## THE RECORDS

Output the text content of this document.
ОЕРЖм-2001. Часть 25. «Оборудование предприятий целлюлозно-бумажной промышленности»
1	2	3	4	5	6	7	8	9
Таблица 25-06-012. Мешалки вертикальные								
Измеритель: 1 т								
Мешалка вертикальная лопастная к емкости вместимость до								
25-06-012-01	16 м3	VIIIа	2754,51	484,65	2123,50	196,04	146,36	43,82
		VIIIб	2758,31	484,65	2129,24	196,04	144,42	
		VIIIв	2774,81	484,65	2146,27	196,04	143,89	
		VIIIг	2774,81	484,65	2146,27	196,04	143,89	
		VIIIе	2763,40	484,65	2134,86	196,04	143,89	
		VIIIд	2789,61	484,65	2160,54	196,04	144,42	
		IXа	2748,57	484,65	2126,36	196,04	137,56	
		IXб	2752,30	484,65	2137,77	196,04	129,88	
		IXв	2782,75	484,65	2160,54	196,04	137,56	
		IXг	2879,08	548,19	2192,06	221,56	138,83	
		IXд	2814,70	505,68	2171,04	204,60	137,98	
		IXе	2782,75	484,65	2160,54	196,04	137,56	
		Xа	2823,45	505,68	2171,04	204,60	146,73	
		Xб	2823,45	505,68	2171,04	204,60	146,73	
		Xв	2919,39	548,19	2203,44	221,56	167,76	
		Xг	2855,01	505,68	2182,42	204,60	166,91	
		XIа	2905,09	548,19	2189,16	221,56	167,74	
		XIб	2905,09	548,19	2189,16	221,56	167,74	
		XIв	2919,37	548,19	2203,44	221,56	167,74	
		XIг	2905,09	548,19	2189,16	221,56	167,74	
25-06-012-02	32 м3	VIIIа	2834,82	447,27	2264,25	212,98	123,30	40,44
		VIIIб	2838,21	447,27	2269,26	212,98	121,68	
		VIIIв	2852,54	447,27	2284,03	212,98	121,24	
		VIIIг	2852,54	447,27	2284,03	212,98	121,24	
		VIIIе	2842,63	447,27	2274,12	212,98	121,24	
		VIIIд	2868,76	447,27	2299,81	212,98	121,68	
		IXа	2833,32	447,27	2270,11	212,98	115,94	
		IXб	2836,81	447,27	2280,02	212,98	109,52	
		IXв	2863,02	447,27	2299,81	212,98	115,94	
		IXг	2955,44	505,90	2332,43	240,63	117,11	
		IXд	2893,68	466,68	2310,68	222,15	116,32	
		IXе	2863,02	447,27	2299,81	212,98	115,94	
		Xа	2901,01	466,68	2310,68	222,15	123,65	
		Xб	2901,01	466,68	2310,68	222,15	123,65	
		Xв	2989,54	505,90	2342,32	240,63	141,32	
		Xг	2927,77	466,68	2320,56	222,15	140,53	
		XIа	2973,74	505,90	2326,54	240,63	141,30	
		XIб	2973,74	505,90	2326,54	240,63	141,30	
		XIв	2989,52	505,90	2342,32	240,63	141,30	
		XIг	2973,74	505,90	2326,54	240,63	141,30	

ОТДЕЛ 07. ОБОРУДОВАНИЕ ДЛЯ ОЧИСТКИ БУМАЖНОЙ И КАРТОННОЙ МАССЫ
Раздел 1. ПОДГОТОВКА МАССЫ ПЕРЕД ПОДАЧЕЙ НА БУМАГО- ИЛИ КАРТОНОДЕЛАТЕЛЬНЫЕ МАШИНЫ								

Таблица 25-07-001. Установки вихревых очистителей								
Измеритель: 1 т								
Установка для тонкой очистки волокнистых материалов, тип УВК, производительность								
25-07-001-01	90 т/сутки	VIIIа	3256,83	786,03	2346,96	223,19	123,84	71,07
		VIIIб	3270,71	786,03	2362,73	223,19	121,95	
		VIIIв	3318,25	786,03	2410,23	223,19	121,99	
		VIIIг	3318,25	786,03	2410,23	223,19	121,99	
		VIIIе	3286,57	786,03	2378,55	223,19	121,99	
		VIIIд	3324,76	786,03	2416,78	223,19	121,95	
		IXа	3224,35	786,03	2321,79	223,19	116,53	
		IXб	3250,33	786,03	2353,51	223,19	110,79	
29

## DO THIS
Transcribe the material above in its entirety. Match it exactly.

## RESULT OF THIS TASK
Output the text content of this document.
ОЕРЖм-2001. Часть 25. «Оборудование предприятий целлюлозно-бумажной промышленности»
1	2	3	4	5	6	7	8	9
Таблица 25-06-012. Мешалки вертикальные								
Измеритель: 1 т								
Мешалка вертикальная лопастная к емкости вместимость до								
25-06-012-01	16 м3	VIIIа	2754,51	484,65	2123,50	196,04	146,36	43,82
		VIIIб	2758,31	484,65	2129,24	196,04	144,42	
		VIIIв	2774,81	484,65	2146,27	196,04	143,89	
		VIIIг	2774,81	484,65	2146,27	196,04	143,89	
		VIIIе	2763,40	484,65	2134,86	196,04	143,89	
		VIIIд	2789,61	484,65	2160,54	196,04	144,42	
		IXа	2748,57	484,65	2126,36	196,04	137,56	
		IXб	2752,30	484,65	2137,77	196,04	129,88	
		IXв	2782,75	484,65	2160,54	196,04	137,56	
		IXг	2879,08	548,19	2192,06	221,56	138,83	
		IXд	2814,70	505,68	2171,04	204,60	137,98	
		IXе	2782,75	484,65	2160,54	196,04	137,56	
		Xа	2823,45	505,68	2171,04	204,60	146,73	
		Xб	2823,45	505,68	2171,04	204,60	146,73	
		Xв	2919,39	548,19	2203,44	221,56	167,76	
		Xг	2855,01	505,68	2182,42	204,60	166,91	
		XIа	2905,09	548,19	2189,16	221,56	167,74	
		XIб	2905,09	548,19	2189,16	221,56	167,74	
		XIв	2919,37	548,19	2203,44	221,56	167,74	
		XIг	2905,09	548,19	2189,16	221,56	167,74	
25-06-012-02	32 м3	VIIIа	2834,82	447,27	2264,25	212,98	123,30	40,44
		VIIIб	2838,21	447,27	2269,26	212,98	121,68	
		VIIIв	2852,54	447,27	2284,03	212,98	121,24	
		VIIIг	2852,54	447,27	2284,03	212,98	121,24	
		VIIIе	2842,63	447,27	2274,12	212,98	121,24	
		VIIIд	2868,76	447,27	2299,81	212,98	121,68	
		IXа	2833,32	447,27	2270,11	212,98	115,94	
		IXб	2836,81	447,27	2280,02	212,98	109,52	
		IXв	2863,02	447,27	2299,81	212,98	115,94	
		IXг	2955,44	505,90	2332,43	240,63	117,11	
		IXд	2893,68	466,68	2310,68	222,15	116,32	
		IXе	2863,02	447,27	2299,81	212,98	115,94	
		Xа	2901,01	466,68	2310,68	222,15	123,65	
		Xб	2901,01	466,68	2310,68	222,15	123,65	
		Xв	2989,54	505,90	2342,32	240,63	141,32	
		Xг	2927,77	466,68	2320,56	222,15	140,53	
		XIа	2973,74	505,90	2326,54	240,63	141,30	
		XIб	2973,74	505,90	2326,54	240,63	141,30	
		XIв	2989,52	505,90	2342,32	240,63	141,30	
		XIг	2973,74	505,90	2326,54	240,63	141,30	

ОТДЕЛ 07. ОБОРУДОВАНИЕ ДЛЯ ОЧИСТКИ БУМАЖНОЙ И КАРТОННОЙ МАССЫ
Раздел 1. ПОДГОТОВКА МАССЫ ПЕРЕД ПОДАЧЕЙ НА БУМАГО- ИЛИ КАРТОНОДЕЛАТЕЛЬНЫЕ МАШИНЫ								

Таблица 25-07-001. Установки вихревых очистителей								
Измеритель: 1 т								
Установка для тонкой очистки волокнистых материалов, тип УВК, производительность								
25-07-001-01	90 т/сутки	VIIIа	3256,83	786,03	2346,96	223,19	123,84	71,07
		VIIIб	3270,71	786,03	2362,73	223,19	121,95	
		VIIIв	3318,25	786,03	2410,23	223,19	121,99	
		VIIIг	3318,25	786,03	2410,23	223,19	121,99	
		VIIIе	3286,57	786,03	2378,55	223,19	121,99	
		VIIIд	3324,76	786,03	2416,78	223,19	121,95	
		IXа	3224,35	786,03	2321,79	223,19	116,53	
		IXб	3250,33	786,03	2353,51	223,19	110,79	
29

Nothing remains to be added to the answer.